[Saved entries]
------
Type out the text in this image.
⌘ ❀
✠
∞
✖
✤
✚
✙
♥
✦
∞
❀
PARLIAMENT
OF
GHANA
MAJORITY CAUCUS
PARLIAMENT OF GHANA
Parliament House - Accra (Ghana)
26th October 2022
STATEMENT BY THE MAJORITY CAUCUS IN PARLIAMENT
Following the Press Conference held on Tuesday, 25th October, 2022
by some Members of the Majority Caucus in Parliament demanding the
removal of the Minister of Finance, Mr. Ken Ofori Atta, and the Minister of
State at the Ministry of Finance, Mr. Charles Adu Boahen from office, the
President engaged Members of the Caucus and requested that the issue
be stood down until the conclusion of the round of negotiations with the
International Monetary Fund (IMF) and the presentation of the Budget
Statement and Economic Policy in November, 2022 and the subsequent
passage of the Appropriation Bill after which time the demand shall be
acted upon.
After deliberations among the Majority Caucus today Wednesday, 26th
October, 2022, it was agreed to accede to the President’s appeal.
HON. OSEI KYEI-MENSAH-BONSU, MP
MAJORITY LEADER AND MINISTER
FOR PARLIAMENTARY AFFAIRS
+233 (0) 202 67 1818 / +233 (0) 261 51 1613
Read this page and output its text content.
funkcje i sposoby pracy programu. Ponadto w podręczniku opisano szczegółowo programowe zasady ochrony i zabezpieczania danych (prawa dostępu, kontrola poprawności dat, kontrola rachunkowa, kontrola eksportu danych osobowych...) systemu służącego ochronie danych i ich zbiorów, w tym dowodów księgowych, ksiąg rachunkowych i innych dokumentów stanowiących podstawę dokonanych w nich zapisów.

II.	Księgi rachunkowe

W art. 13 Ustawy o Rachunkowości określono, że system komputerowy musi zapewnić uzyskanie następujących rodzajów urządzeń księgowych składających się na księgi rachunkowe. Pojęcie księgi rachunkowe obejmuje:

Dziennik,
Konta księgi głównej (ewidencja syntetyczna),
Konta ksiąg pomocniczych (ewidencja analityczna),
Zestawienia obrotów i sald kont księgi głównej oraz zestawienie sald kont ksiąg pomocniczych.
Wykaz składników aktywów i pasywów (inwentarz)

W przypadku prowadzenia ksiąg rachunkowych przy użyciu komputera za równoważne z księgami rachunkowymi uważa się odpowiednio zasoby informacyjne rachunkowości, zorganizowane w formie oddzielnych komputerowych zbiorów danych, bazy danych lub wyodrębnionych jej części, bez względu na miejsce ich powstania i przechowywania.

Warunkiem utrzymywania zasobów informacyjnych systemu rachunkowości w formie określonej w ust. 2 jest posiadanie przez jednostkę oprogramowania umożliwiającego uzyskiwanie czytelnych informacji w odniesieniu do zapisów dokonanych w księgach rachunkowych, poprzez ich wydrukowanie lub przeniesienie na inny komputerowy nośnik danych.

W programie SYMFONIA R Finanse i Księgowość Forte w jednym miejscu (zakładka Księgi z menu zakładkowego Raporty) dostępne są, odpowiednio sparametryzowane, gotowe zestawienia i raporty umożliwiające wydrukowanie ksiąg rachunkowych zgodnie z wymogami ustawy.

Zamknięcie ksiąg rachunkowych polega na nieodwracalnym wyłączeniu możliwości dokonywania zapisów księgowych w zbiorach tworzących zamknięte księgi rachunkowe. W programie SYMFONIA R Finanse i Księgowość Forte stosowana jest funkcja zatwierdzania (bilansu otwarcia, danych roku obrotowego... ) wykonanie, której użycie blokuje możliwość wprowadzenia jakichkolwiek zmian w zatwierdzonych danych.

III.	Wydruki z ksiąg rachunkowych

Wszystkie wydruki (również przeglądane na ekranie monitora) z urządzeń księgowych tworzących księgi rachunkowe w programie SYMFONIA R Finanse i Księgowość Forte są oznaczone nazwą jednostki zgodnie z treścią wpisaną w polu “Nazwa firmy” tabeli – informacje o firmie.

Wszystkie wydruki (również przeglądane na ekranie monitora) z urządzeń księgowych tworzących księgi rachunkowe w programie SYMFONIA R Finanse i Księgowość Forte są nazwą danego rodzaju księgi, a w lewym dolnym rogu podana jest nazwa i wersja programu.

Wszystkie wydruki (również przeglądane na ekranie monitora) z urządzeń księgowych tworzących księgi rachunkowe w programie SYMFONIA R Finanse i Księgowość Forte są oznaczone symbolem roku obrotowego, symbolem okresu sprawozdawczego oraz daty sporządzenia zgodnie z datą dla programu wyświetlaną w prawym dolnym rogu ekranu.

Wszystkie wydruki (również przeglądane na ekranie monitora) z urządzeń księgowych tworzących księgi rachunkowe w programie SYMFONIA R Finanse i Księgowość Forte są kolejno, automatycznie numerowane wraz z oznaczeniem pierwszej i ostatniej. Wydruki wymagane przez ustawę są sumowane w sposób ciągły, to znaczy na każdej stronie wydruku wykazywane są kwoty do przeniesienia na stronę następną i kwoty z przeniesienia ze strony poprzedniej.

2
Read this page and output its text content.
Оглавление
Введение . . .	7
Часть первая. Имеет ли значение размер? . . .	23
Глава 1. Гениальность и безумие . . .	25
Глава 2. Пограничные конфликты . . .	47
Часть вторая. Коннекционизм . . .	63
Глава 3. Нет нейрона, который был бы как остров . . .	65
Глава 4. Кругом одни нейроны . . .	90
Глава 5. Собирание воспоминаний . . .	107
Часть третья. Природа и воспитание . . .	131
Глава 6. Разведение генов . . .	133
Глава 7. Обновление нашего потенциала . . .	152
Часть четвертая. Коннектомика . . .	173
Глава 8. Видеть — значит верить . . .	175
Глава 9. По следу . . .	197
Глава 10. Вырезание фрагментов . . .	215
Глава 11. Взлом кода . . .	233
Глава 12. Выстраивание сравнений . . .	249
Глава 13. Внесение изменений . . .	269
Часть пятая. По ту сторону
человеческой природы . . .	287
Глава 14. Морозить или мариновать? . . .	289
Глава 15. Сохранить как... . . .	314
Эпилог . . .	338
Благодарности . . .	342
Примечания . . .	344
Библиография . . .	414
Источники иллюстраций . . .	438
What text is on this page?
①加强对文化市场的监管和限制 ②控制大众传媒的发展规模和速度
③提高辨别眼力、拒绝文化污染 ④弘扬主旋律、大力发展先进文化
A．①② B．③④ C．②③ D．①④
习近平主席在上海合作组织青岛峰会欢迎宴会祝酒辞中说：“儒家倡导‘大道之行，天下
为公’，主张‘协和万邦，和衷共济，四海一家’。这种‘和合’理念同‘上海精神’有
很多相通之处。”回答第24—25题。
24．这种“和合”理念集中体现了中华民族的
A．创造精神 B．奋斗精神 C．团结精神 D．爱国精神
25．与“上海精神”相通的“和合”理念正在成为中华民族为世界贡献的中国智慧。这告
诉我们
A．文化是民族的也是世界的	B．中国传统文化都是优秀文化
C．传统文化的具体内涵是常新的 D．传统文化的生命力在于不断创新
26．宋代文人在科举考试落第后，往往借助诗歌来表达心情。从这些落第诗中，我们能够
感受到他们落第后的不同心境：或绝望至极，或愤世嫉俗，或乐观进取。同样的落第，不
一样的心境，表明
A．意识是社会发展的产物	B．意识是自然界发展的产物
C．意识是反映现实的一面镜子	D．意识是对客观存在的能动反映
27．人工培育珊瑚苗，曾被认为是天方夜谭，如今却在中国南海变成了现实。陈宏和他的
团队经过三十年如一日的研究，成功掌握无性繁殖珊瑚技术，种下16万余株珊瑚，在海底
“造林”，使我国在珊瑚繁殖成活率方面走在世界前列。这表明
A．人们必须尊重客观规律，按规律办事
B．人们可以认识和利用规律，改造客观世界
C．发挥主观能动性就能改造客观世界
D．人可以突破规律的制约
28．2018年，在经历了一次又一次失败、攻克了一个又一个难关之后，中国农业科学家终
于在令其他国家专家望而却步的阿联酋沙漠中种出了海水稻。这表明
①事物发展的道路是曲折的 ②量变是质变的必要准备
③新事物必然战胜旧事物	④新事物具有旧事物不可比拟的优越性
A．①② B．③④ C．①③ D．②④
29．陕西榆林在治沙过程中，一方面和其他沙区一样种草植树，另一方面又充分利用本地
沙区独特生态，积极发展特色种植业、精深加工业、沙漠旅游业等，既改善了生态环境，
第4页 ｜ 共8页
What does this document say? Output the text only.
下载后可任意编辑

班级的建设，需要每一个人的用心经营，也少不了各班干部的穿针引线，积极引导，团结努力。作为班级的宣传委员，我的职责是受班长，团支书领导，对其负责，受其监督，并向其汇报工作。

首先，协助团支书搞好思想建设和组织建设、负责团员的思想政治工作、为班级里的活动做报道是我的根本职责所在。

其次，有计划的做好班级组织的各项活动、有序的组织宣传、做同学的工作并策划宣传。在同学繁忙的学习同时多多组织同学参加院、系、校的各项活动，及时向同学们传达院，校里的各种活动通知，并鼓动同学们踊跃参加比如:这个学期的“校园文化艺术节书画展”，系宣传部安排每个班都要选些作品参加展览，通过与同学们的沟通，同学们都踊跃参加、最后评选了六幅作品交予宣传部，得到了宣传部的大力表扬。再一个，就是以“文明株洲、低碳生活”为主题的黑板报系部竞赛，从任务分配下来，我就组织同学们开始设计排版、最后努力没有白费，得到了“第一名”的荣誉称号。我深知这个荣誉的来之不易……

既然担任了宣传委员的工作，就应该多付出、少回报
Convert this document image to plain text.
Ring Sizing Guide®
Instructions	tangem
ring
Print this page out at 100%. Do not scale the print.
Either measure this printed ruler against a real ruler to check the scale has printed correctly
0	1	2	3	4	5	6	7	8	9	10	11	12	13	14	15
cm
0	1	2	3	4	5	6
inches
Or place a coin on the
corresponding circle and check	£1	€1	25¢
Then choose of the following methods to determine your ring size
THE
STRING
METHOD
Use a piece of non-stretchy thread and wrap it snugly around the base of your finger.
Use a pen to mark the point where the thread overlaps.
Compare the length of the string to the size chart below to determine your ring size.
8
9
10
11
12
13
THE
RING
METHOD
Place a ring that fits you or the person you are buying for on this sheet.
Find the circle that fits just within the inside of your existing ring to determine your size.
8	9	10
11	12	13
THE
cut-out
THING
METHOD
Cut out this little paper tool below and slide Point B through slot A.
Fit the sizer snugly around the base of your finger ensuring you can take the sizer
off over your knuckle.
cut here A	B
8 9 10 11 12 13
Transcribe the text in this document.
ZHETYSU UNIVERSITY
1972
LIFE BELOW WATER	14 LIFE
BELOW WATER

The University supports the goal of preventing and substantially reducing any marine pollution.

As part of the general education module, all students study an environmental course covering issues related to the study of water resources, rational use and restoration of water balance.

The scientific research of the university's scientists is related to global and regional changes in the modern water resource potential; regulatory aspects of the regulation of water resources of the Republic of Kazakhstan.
------
Identify the lines of the entries containing the string "determine". Copy each such line.

Then choose of the following methods to determine your ring size
Compare the length of the string to the size chart below to determine your ring size.
Find the circle that fits just within the inside of your existing ring to determine your size.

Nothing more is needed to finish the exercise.